● Given instruction
Please give the data below again in full, exactly as it stands.

● Data records
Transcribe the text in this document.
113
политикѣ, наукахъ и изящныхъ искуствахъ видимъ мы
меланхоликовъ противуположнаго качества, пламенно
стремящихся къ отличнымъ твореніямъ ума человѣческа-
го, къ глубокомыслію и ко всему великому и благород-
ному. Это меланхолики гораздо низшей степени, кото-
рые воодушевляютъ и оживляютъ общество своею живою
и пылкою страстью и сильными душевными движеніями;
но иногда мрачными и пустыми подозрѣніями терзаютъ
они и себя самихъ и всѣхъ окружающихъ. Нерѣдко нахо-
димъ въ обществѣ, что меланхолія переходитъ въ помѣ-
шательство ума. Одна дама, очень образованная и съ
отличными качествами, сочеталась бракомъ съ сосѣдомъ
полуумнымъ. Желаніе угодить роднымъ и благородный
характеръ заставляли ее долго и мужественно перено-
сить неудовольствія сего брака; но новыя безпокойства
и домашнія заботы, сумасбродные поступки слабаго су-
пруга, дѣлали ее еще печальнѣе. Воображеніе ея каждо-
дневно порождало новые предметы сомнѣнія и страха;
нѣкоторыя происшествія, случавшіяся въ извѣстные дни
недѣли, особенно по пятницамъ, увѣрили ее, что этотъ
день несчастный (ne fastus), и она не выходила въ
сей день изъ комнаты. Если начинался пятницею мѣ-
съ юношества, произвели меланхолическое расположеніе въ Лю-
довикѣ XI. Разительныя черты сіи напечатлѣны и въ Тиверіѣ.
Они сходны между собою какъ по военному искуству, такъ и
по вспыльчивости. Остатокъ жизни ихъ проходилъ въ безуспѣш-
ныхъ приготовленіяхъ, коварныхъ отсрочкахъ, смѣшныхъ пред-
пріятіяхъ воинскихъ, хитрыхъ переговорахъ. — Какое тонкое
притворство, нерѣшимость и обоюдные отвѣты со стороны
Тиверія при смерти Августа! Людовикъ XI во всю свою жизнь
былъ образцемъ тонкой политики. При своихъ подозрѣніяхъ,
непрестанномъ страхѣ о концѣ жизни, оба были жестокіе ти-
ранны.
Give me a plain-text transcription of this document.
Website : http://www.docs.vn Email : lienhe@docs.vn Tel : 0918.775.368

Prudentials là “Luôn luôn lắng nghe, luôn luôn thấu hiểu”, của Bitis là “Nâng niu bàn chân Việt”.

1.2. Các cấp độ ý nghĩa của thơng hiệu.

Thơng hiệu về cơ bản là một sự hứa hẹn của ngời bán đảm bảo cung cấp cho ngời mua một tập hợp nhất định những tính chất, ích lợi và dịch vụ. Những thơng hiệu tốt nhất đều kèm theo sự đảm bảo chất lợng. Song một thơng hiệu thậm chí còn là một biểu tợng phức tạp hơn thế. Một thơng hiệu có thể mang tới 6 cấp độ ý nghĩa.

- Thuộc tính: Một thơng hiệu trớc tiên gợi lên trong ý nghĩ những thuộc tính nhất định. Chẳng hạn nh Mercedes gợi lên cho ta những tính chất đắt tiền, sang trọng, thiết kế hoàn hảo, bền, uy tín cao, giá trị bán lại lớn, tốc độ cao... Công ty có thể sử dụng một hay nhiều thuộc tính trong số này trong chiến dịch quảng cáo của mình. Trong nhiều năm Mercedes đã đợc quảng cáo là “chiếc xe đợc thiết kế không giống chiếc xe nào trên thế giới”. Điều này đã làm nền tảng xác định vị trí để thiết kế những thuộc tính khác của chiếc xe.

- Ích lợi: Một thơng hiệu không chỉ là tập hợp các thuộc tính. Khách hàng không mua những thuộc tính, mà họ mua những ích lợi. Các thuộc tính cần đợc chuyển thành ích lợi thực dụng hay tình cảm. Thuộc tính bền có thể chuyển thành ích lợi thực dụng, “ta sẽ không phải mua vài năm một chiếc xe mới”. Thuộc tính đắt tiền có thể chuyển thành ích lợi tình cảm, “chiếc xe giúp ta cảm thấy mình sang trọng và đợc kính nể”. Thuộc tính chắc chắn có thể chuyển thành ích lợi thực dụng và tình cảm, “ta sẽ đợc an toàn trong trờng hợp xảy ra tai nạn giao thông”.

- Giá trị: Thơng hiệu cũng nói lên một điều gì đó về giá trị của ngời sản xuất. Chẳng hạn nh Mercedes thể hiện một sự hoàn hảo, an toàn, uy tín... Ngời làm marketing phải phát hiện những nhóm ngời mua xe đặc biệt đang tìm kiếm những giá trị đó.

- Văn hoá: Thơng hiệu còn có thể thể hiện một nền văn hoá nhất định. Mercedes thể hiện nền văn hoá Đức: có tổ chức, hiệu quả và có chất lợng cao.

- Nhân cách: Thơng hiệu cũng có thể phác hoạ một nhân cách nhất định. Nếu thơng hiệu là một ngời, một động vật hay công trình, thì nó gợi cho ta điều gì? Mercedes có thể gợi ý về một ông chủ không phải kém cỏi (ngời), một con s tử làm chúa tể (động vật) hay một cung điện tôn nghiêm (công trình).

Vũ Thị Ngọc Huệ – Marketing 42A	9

● Task answer
Transcribe the text in this document.
113
политикѣ, наукахъ и изящныхъ искуствахъ видимъ мы
меланхоликовъ противуположнаго качества, пламенно
стремящихся къ отличнымъ твореніямъ ума человѣческа-
го, къ глубокомыслію и ко всему великому и благород-
ному. Это меланхолики гораздо низшей степени, кото-
рые воодушевляютъ и оживляютъ общество своею живою
и пылкою страстью и сильными душевными движеніями;
но иногда мрачными и пустыми подозрѣніями терзаютъ
они и себя самихъ и всѣхъ окружающихъ. Нерѣдко нахо-
димъ въ обществѣ, что меланхолія переходитъ въ помѣ-
шательство ума. Одна дама, очень образованная и съ
отличными качествами, сочеталась бракомъ съ сосѣдомъ
полуумнымъ. Желаніе угодить роднымъ и благородный
характеръ заставляли ее долго и мужественно перено-
сить неудовольствія сего брака; но новыя безпокойства
и домашнія заботы, сумасбродные поступки слабаго су-
пруга, дѣлали ее еще печальнѣе. Воображеніе ея каждо-
дневно порождало новые предметы сомнѣнія и страха;
нѣкоторыя происшествія, случавшіяся въ извѣстные дни
недѣли, особенно по пятницамъ, увѣрили ее, что этотъ
день несчастный (ne fastus), и она не выходила въ
сей день изъ комнаты. Если начинался пятницею мѣ-
съ юношества, произвели меланхолическое расположеніе въ Лю-
довикѣ XI. Разительныя черты сіи напечатлѣны и въ Тиверіѣ.
Они сходны между собою какъ по военному искуству, такъ и
по вспыльчивости. Остатокъ жизни ихъ проходилъ въ безуспѣш-
ныхъ приготовленіяхъ, коварныхъ отсрочкахъ, смѣшныхъ пред-
пріятіяхъ воинскихъ, хитрыхъ переговорахъ. — Какое тонкое
притворство, нерѣшимость и обоюдные отвѣты со стороны
Тиверія при смерти Августа! Людовикъ XI во всю свою жизнь
былъ образцемъ тонкой политики. При своихъ подозрѣніяхъ,
непрестанномъ страхѣ о концѣ жизни, оба были жестокіе ти-
ранны.
Give me a plain-text transcription of this document.
Website : http://www.docs.vn Email : lienhe@docs.vn Tel : 0918.775.368

Prudentials là “Luôn luôn lắng nghe, luôn luôn thấu hiểu”, của Bitis là “Nâng niu bàn chân Việt”.

1.2. Các cấp độ ý nghĩa của thơng hiệu.

Thơng hiệu về cơ bản là một sự hứa hẹn của ngời bán đảm bảo cung cấp cho ngời mua một tập hợp nhất định những tính chất, ích lợi và dịch vụ. Những thơng hiệu tốt nhất đều kèm theo sự đảm bảo chất lợng. Song một thơng hiệu thậm chí còn là một biểu tợng phức tạp hơn thế. Một thơng hiệu có thể mang tới 6 cấp độ ý nghĩa.

- Thuộc tính: Một thơng hiệu trớc tiên gợi lên trong ý nghĩ những thuộc tính nhất định. Chẳng hạn nh Mercedes gợi lên cho ta những tính chất đắt tiền, sang trọng, thiết kế hoàn hảo, bền, uy tín cao, giá trị bán lại lớn, tốc độ cao... Công ty có thể sử dụng một hay nhiều thuộc tính trong số này trong chiến dịch quảng cáo của mình. Trong nhiều năm Mercedes đã đợc quảng cáo là “chiếc xe đợc thiết kế không giống chiếc xe nào trên thế giới”. Điều này đã làm nền tảng xác định vị trí để thiết kế những thuộc tính khác của chiếc xe.

- Ích lợi: Một thơng hiệu không chỉ là tập hợp các thuộc tính. Khách hàng không mua những thuộc tính, mà họ mua những ích lợi. Các thuộc tính cần đợc chuyển thành ích lợi thực dụng hay tình cảm. Thuộc tính bền có thể chuyển thành ích lợi thực dụng, “ta sẽ không phải mua vài năm một chiếc xe mới”. Thuộc tính đắt tiền có thể chuyển thành ích lợi tình cảm, “chiếc xe giúp ta cảm thấy mình sang trọng và đợc kính nể”. Thuộc tính chắc chắn có thể chuyển thành ích lợi thực dụng và tình cảm, “ta sẽ đợc an toàn trong trờng hợp xảy ra tai nạn giao thông”.

- Giá trị: Thơng hiệu cũng nói lên một điều gì đó về giá trị của ngời sản xuất. Chẳng hạn nh Mercedes thể hiện một sự hoàn hảo, an toàn, uy tín... Ngời làm marketing phải phát hiện những nhóm ngời mua xe đặc biệt đang tìm kiếm những giá trị đó.

- Văn hoá: Thơng hiệu còn có thể thể hiện một nền văn hoá nhất định. Mercedes thể hiện nền văn hoá Đức: có tổ chức, hiệu quả và có chất lợng cao.

- Nhân cách: Thơng hiệu cũng có thể phác hoạ một nhân cách nhất định. Nếu thơng hiệu là một ngời, một động vật hay công trình, thì nó gợi cho ta điều gì? Mercedes có thể gợi ý về một ông chủ không phải kém cỏi (ngời), một con s tử làm chúa tể (động vật) hay một cung điện tôn nghiêm (công trình).

Vũ Thị Ngọc Huệ – Marketing 42A	9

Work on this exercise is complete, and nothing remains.